Stored data.
- - - - - - -
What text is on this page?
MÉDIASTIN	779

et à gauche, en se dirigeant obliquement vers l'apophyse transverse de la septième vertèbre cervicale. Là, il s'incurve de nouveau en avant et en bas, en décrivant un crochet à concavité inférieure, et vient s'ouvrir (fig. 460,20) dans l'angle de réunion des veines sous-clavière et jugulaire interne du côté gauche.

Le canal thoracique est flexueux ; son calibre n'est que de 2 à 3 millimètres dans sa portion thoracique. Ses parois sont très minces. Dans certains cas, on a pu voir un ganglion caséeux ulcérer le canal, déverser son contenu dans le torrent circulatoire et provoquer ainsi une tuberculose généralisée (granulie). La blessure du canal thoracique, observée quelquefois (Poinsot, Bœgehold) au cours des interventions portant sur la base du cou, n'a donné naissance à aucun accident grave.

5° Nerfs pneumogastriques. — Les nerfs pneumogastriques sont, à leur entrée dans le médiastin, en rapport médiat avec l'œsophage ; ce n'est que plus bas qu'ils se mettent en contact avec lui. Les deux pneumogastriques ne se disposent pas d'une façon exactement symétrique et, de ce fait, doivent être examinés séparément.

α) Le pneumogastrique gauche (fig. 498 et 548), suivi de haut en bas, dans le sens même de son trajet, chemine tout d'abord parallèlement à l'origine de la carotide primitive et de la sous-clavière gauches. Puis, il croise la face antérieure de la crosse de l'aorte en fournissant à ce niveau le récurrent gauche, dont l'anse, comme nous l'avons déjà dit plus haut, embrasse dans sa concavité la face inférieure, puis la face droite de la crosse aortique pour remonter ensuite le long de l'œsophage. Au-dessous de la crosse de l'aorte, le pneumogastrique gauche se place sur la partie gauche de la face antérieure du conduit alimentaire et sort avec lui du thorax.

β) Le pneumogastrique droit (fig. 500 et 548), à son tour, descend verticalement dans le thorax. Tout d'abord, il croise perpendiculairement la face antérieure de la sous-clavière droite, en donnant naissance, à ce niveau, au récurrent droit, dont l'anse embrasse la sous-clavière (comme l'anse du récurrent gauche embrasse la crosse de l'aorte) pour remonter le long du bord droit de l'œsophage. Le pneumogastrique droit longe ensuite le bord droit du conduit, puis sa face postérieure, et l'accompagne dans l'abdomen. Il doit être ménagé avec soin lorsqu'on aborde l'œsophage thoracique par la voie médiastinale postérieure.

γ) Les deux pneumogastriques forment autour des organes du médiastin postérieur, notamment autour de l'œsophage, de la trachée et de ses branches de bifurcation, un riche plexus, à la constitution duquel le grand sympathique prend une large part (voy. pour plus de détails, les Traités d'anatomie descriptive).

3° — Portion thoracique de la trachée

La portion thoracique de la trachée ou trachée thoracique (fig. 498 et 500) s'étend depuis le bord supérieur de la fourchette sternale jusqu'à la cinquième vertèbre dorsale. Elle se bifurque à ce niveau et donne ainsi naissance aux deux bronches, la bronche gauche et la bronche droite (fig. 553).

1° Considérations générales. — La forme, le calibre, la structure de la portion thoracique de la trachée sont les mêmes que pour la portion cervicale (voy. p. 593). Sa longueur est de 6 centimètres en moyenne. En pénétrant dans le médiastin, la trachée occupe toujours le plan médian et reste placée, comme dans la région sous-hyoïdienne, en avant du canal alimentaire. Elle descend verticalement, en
- - - - - - -
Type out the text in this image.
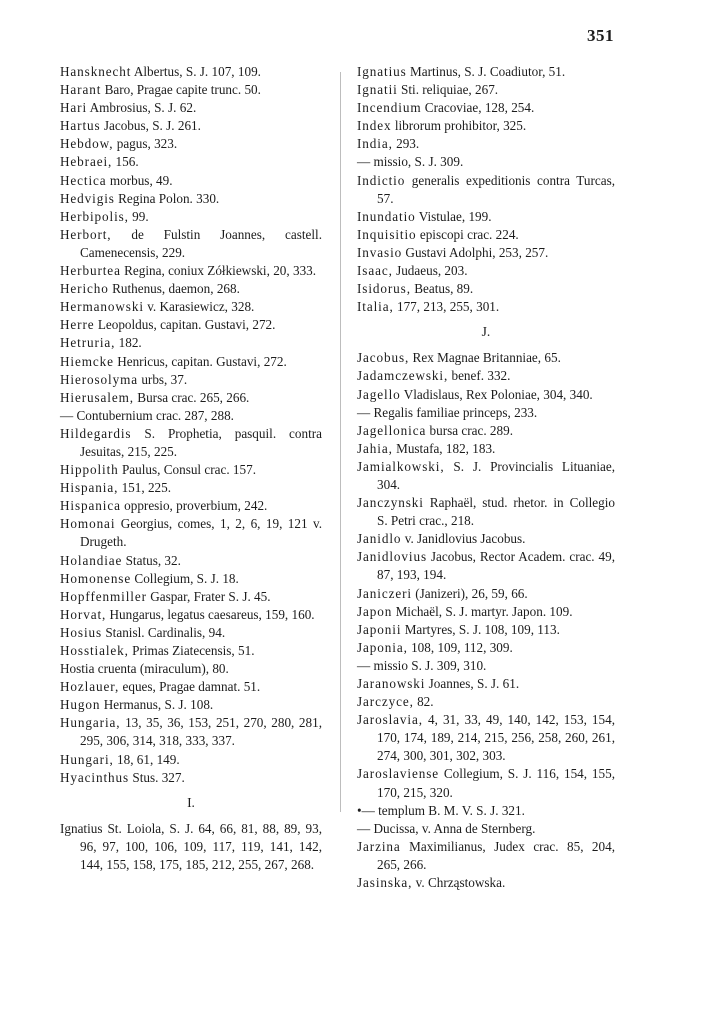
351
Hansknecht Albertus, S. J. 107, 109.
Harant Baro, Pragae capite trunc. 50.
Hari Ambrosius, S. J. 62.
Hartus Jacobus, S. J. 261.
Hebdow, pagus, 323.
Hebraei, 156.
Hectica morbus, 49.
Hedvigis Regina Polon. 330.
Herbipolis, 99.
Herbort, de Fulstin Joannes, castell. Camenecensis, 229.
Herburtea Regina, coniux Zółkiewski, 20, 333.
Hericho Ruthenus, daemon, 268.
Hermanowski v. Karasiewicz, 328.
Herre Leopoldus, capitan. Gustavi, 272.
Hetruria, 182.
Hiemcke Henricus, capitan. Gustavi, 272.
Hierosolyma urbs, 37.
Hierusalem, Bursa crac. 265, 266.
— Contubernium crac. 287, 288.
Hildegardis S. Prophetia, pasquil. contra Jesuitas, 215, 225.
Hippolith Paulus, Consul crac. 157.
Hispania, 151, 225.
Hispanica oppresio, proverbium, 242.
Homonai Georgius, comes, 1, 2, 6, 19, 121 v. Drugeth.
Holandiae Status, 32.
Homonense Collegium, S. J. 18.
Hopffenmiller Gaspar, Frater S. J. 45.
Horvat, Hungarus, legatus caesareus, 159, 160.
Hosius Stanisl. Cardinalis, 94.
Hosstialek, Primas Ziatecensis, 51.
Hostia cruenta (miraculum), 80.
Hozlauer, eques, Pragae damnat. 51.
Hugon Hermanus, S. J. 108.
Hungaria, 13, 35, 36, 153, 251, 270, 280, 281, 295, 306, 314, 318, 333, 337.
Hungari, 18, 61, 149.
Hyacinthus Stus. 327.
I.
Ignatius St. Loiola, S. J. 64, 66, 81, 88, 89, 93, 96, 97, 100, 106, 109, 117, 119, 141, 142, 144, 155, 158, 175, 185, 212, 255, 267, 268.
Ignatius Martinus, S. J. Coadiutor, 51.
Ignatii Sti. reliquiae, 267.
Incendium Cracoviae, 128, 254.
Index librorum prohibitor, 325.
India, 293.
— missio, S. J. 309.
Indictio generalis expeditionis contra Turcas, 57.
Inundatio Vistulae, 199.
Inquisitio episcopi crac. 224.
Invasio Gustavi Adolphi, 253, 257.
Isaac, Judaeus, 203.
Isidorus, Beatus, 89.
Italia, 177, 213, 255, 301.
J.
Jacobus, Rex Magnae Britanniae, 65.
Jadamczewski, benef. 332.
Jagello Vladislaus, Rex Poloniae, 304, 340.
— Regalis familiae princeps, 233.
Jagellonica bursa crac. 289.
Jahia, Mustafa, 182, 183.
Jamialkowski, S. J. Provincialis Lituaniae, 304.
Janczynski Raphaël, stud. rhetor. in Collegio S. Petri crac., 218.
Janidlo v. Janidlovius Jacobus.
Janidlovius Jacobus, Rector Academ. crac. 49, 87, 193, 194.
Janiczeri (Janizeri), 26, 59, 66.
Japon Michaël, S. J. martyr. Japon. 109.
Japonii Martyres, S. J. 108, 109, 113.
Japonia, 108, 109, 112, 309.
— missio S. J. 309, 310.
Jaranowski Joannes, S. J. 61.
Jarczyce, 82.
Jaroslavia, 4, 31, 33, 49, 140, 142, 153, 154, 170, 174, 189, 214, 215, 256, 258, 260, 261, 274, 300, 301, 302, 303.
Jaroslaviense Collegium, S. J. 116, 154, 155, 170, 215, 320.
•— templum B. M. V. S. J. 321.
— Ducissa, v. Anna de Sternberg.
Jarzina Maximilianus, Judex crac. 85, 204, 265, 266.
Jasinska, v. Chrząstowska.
- - - - - - -
Exercise goal. Lines containing the word "capitan" must all be returned from the material above.

Expected output.
Herre Leopoldus, capitan. Gustavi, 272.
Hiemcke Henricus, capitan. Gustavi, 272.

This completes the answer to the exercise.